To do.
Determine how many lines include the word "JSON", then give that number and nothing more.

┏━━

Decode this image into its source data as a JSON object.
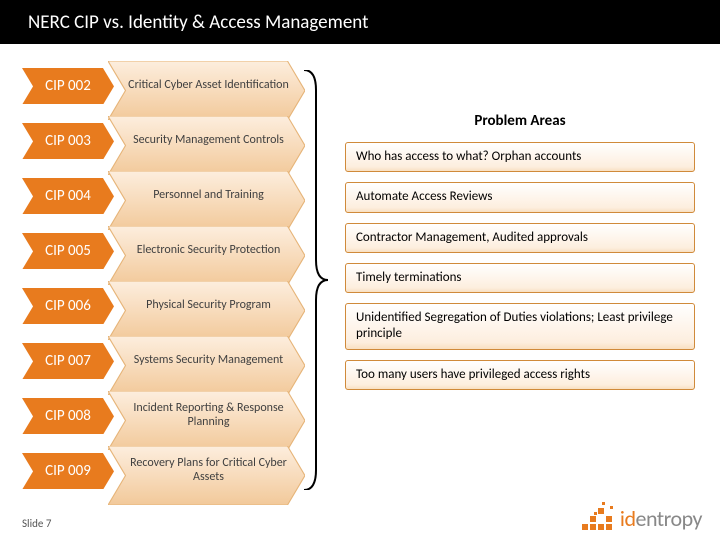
{
  "title": "NERC CIP vs. Identity & Access Management",
  "colors": {
    "tag_bg": "#e87b1e",
    "tag_text": "#ffffff",
    "desc_bg_top": "#fdeede",
    "desc_bg_bottom": "#f2c99a",
    "desc_border": "#e6b478",
    "problem_border": "#d08a3a",
    "title_bg": "#000000",
    "bracket": "#000000"
  },
  "cip_items": [
    {
      "code": "CIP 002",
      "desc": "Critical Cyber Asset Identification"
    },
    {
      "code": "CIP 003",
      "desc": "Security Management Controls"
    },
    {
      "code": "CIP 004",
      "desc": "Personnel and Training"
    },
    {
      "code": "CIP 005",
      "desc": "Electronic Security Protection"
    },
    {
      "code": "CIP 006",
      "desc": "Physical Security Program"
    },
    {
      "code": "CIP 007",
      "desc": "Systems Security Management"
    },
    {
      "code": "CIP 008",
      "desc": "Incident Reporting & Response Planning"
    },
    {
      "code": "CIP 009",
      "desc": "Recovery Plans for Critical Cyber Assets"
    }
  ],
  "problem_header": "Problem Areas",
  "problems": [
    "Who has access to what? Orphan accounts",
    "Automate Access Reviews",
    "Contractor Management, Audited approvals",
    "Timely terminations",
    "Unidentified Segregation of Duties violations; Least privilege principle",
    "Too many users have privileged access rights"
  ],
  "footer": "Slide 7",
  "logo": {
    "part1": "id",
    "part2": "entropy"
  }
}
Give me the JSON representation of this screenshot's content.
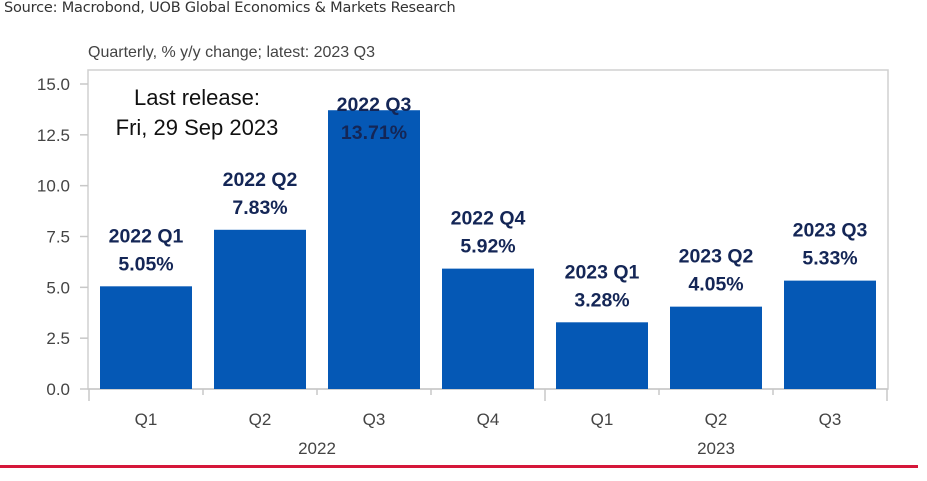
{
  "source": "Source: Macrobond, UOB Global Economics & Markets Research",
  "colors": {
    "bar": "#0558b5",
    "label": "#142656",
    "axis_text": "#444444",
    "frame": "#d0d0d0",
    "rule": "#d5173a"
  },
  "chart_data": {
    "type": "bar",
    "title": "",
    "subtitle": "Quarterly, % y/y change; latest: 2023 Q3",
    "annotation": [
      "Last release:",
      "Fri, 29 Sep 2023"
    ],
    "categories": [
      "Q1",
      "Q2",
      "Q3",
      "Q4",
      "Q1",
      "Q2",
      "Q3"
    ],
    "category_groups": [
      {
        "label": "2022",
        "span": 4
      },
      {
        "label": "2023",
        "span": 3
      }
    ],
    "values": [
      5.05,
      7.83,
      13.71,
      5.92,
      3.28,
      4.05,
      5.33
    ],
    "data_labels": [
      [
        "2022 Q1",
        "5.05%"
      ],
      [
        "2022 Q2",
        "7.83%"
      ],
      [
        "2022 Q3",
        "13.71%"
      ],
      [
        "2022 Q4",
        "5.92%"
      ],
      [
        "2023 Q1",
        "3.28%"
      ],
      [
        "2023 Q2",
        "4.05%"
      ],
      [
        "2023 Q3",
        "5.33%"
      ]
    ],
    "xlabel": "",
    "ylabel": "",
    "ylim": [
      0,
      15
    ],
    "yticks": [
      "0.0",
      "2.5",
      "5.0",
      "7.5",
      "10.0",
      "12.5",
      "15.0"
    ],
    "ytick_values": [
      0,
      2.5,
      5,
      7.5,
      10,
      12.5,
      15
    ],
    "grid": false,
    "legend": "none"
  }
}
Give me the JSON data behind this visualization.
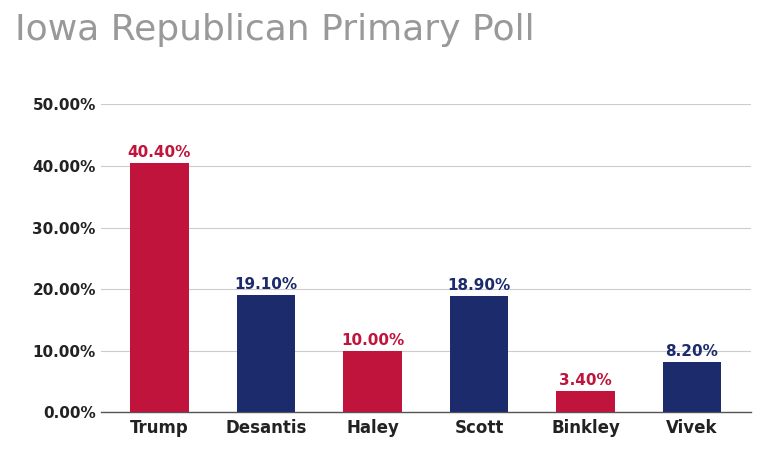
{
  "title": "Iowa Republican Primary Poll",
  "categories": [
    "Trump",
    "Desantis",
    "Haley",
    "Scott",
    "Binkley",
    "Vivek"
  ],
  "values": [
    40.4,
    19.1,
    10.0,
    18.9,
    3.4,
    8.2
  ],
  "bar_colors": [
    "#C0143C",
    "#1C2B6B",
    "#C0143C",
    "#1C2B6B",
    "#C0143C",
    "#1C2B6B"
  ],
  "label_colors": [
    "#C0143C",
    "#1C2B6B",
    "#C0143C",
    "#1C2B6B",
    "#C0143C",
    "#1C2B6B"
  ],
  "labels": [
    "40.40%",
    "19.10%",
    "10.00%",
    "18.90%",
    "3.40%",
    "8.20%"
  ],
  "ylim": [
    0,
    50
  ],
  "yticks": [
    0,
    10,
    20,
    30,
    40,
    50
  ],
  "ytick_labels": [
    "0.00%",
    "10.00%",
    "20.00%",
    "30.00%",
    "40.00%",
    "50.00%"
  ],
  "background_color": "#ffffff",
  "title_color": "#999999",
  "title_fontsize": 26,
  "label_fontsize": 11,
  "tick_fontsize": 11,
  "xtick_fontsize": 12,
  "grid_color": "#cccccc",
  "bar_width": 0.55
}
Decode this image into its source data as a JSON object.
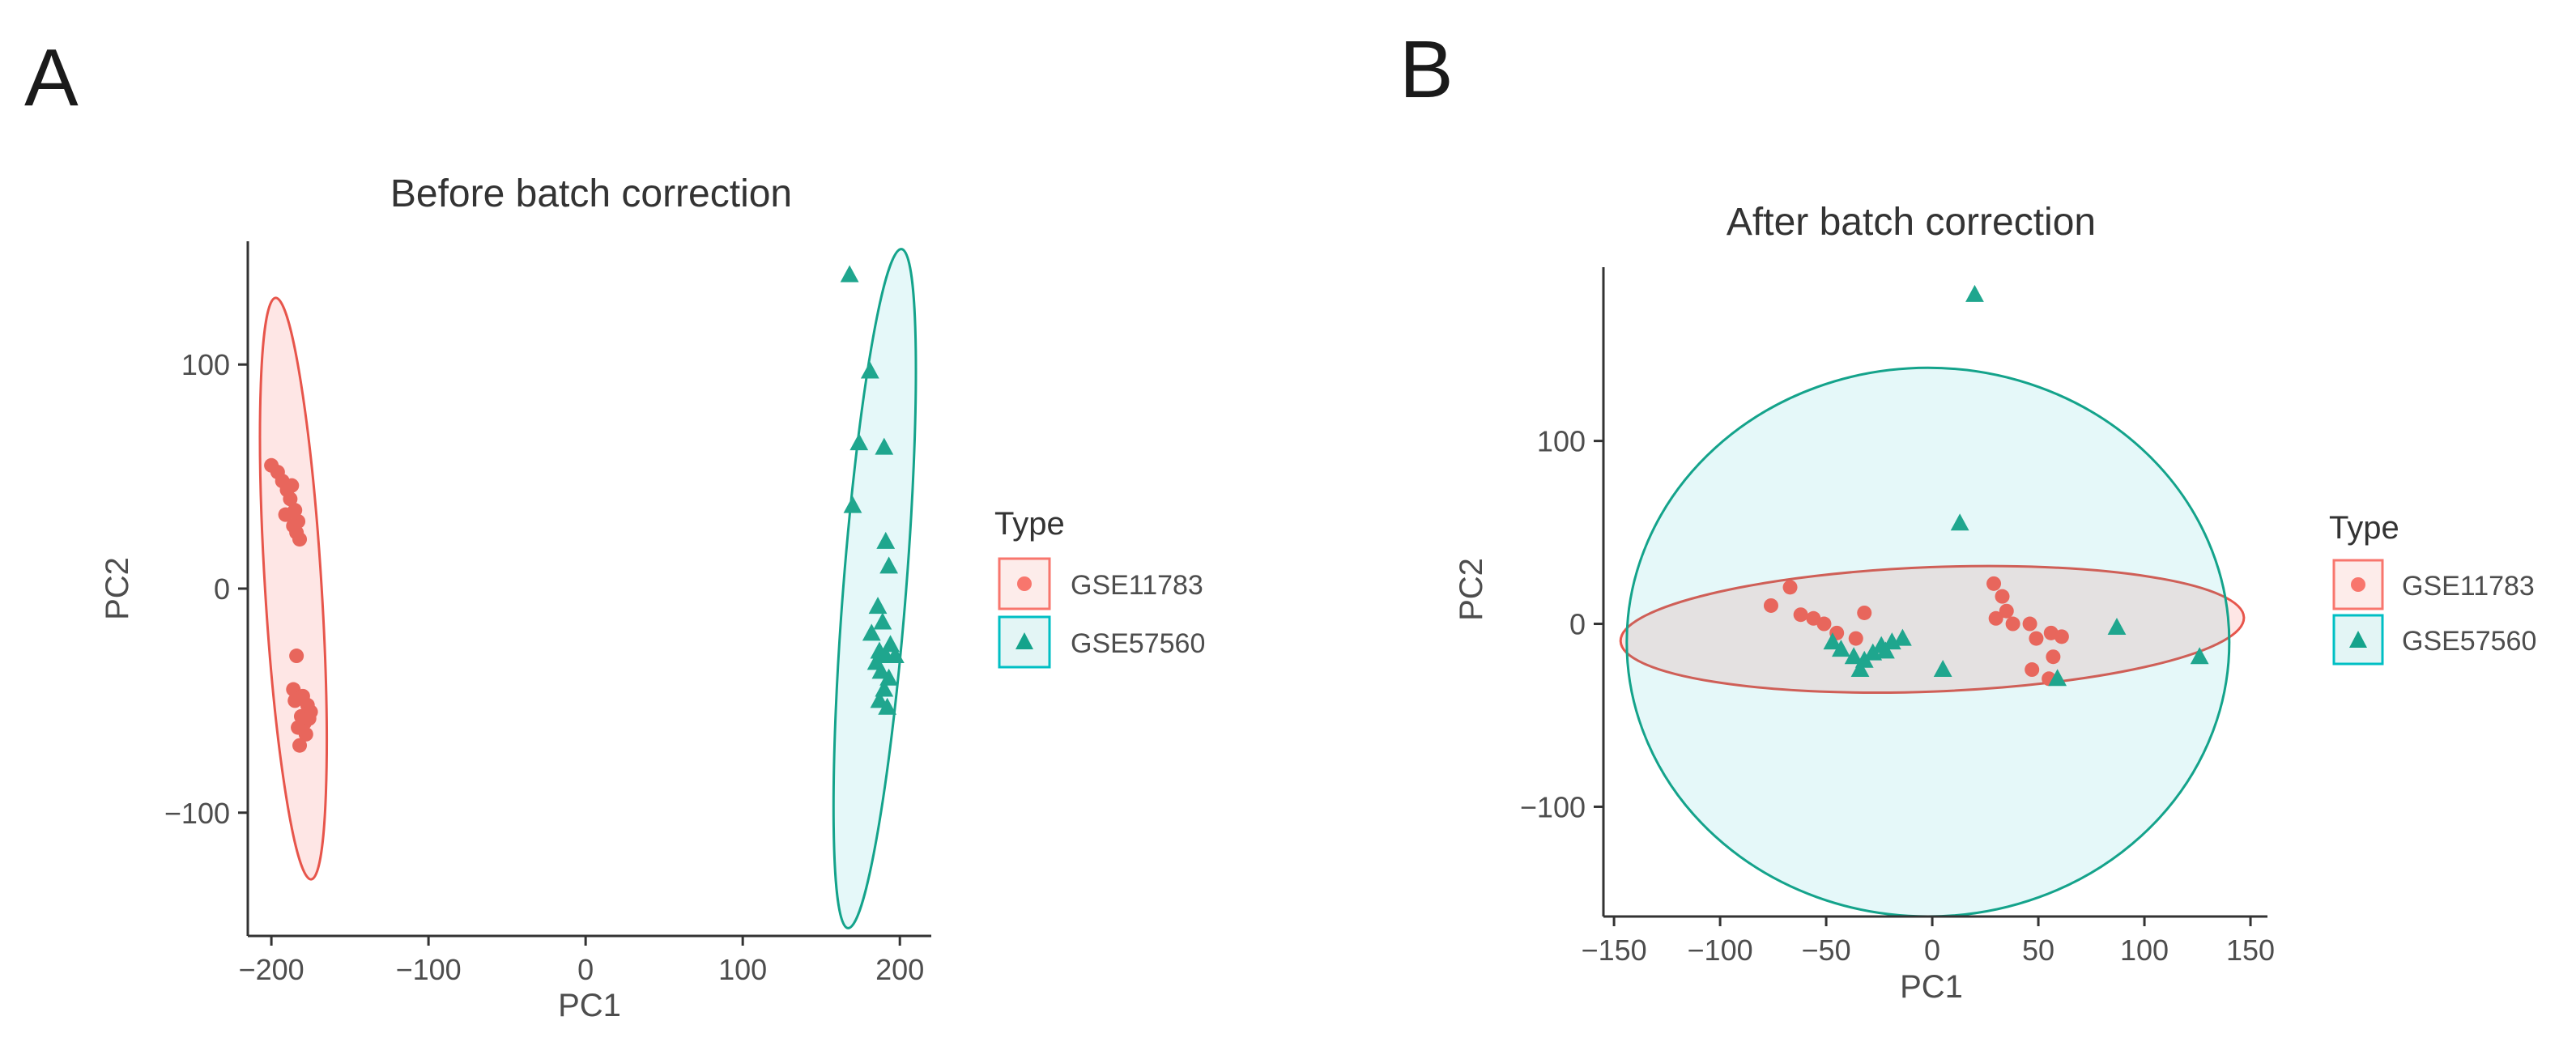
{
  "colors": {
    "red": "#F8766D",
    "teal": "#00BFC4",
    "red_dark": "#E7554B",
    "teal_dark": "#14A38B"
  },
  "chart_data": [
    {
      "panel": "A",
      "type": "scatter",
      "title": "Before batch correction",
      "xlabel": "PC1",
      "ylabel": "PC2",
      "xlim": [
        -215,
        220
      ],
      "ylim": [
        -155,
        155
      ],
      "xticks": [
        -200,
        -100,
        0,
        100,
        200
      ],
      "yticks": [
        -100,
        0,
        100
      ],
      "grid": false,
      "legend": {
        "title": "Type",
        "position": "right",
        "entries": [
          "GSE11783",
          "GSE57560"
        ]
      },
      "series": [
        {
          "name": "GSE11783",
          "shape": "circle",
          "color": "#F8766D",
          "points": [
            [
              -200,
              55
            ],
            [
              -196,
              52
            ],
            [
              -193,
              48
            ],
            [
              -190,
              44
            ],
            [
              -188,
              40
            ],
            [
              -185,
              35
            ],
            [
              -183,
              30
            ],
            [
              -186,
              28
            ],
            [
              -191,
              33
            ],
            [
              -184,
              25
            ],
            [
              -182,
              22
            ],
            [
              -187,
              46
            ],
            [
              -184,
              -30
            ],
            [
              -186,
              -45
            ],
            [
              -180,
              -48
            ],
            [
              -177,
              -52
            ],
            [
              -175,
              -55
            ],
            [
              -181,
              -57
            ],
            [
              -179,
              -60
            ],
            [
              -183,
              -62
            ],
            [
              -178,
              -65
            ],
            [
              -182,
              -70
            ],
            [
              -176,
              -58
            ],
            [
              -185,
              -50
            ]
          ]
        },
        {
          "name": "GSE57560",
          "shape": "triangle",
          "color": "#00BFC4",
          "points": [
            [
              168,
              140
            ],
            [
              181,
              97
            ],
            [
              174,
              65
            ],
            [
              190,
              63
            ],
            [
              170,
              37
            ],
            [
              191,
              21
            ],
            [
              193,
              10
            ],
            [
              186,
              -8
            ],
            [
              189,
              -15
            ],
            [
              182,
              -20
            ],
            [
              194,
              -25
            ],
            [
              187,
              -28
            ],
            [
              191,
              -30
            ],
            [
              197,
              -30
            ],
            [
              185,
              -33
            ],
            [
              188,
              -37
            ],
            [
              193,
              -40
            ],
            [
              190,
              -45
            ],
            [
              187,
              -50
            ],
            [
              192,
              -53
            ]
          ]
        }
      ],
      "ellipses": [
        {
          "series": "GSE11783",
          "cx": -186,
          "cy": 0,
          "rx": 18,
          "ry": 130,
          "angle": -3.5
        },
        {
          "series": "GSE57560",
          "cx": 184,
          "cy": 0,
          "rx": 20,
          "ry": 152,
          "angle": 4.5
        }
      ]
    },
    {
      "panel": "B",
      "type": "scatter",
      "title": "After batch correction",
      "xlabel": "PC1",
      "ylabel": "PC2",
      "xlim": [
        -155,
        158
      ],
      "ylim": [
        -160,
        195
      ],
      "xticks": [
        -150,
        -100,
        -50,
        0,
        50,
        100,
        150
      ],
      "yticks": [
        -100,
        0,
        100
      ],
      "grid": false,
      "legend": {
        "title": "Type",
        "position": "right",
        "entries": [
          "GSE11783",
          "GSE57560"
        ]
      },
      "series": [
        {
          "name": "GSE11783",
          "shape": "circle",
          "color": "#F8766D",
          "points": [
            [
              -76,
              10
            ],
            [
              -67,
              20
            ],
            [
              -62,
              5
            ],
            [
              -56,
              3
            ],
            [
              -51,
              0
            ],
            [
              -45,
              -5
            ],
            [
              -32,
              6
            ],
            [
              -36,
              -8
            ],
            [
              29,
              22
            ],
            [
              33,
              15
            ],
            [
              35,
              7
            ],
            [
              30,
              3
            ],
            [
              38,
              0
            ],
            [
              46,
              0
            ],
            [
              49,
              -8
            ],
            [
              56,
              -5
            ],
            [
              61,
              -7
            ],
            [
              57,
              -18
            ],
            [
              47,
              -25
            ],
            [
              55,
              -30
            ]
          ]
        },
        {
          "name": "GSE57560",
          "shape": "triangle",
          "color": "#00BFC4",
          "points": [
            [
              20,
              180
            ],
            [
              13,
              55
            ],
            [
              -47,
              -10
            ],
            [
              -43,
              -14
            ],
            [
              -37,
              -18
            ],
            [
              -32,
              -20
            ],
            [
              -28,
              -16
            ],
            [
              -24,
              -12
            ],
            [
              -19,
              -10
            ],
            [
              -14,
              -8
            ],
            [
              -22,
              -15
            ],
            [
              -34,
              -25
            ],
            [
              5,
              -25
            ],
            [
              59,
              -30
            ],
            [
              87,
              -2
            ],
            [
              126,
              -18
            ]
          ]
        }
      ],
      "ellipses": [
        {
          "series": "GSE11783",
          "cx": 0,
          "cy": -3,
          "rx": 147,
          "ry": 34,
          "angle": -2.2
        },
        {
          "series": "GSE57560",
          "cx": -2,
          "cy": -10,
          "rx": 142,
          "ry": 150,
          "angle": 0
        }
      ]
    }
  ]
}
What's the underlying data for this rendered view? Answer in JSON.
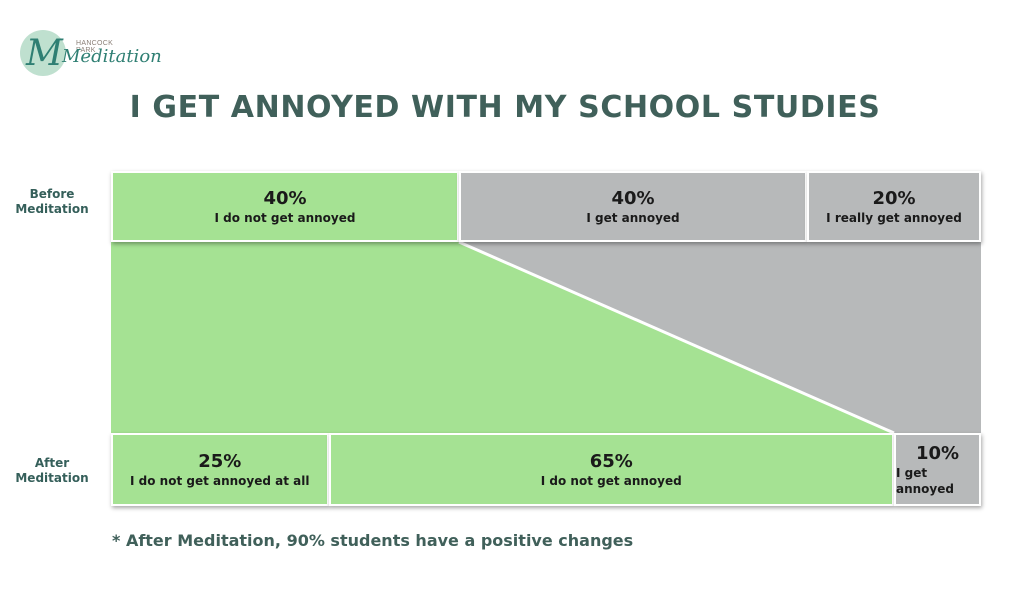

┗━━

Full output.
5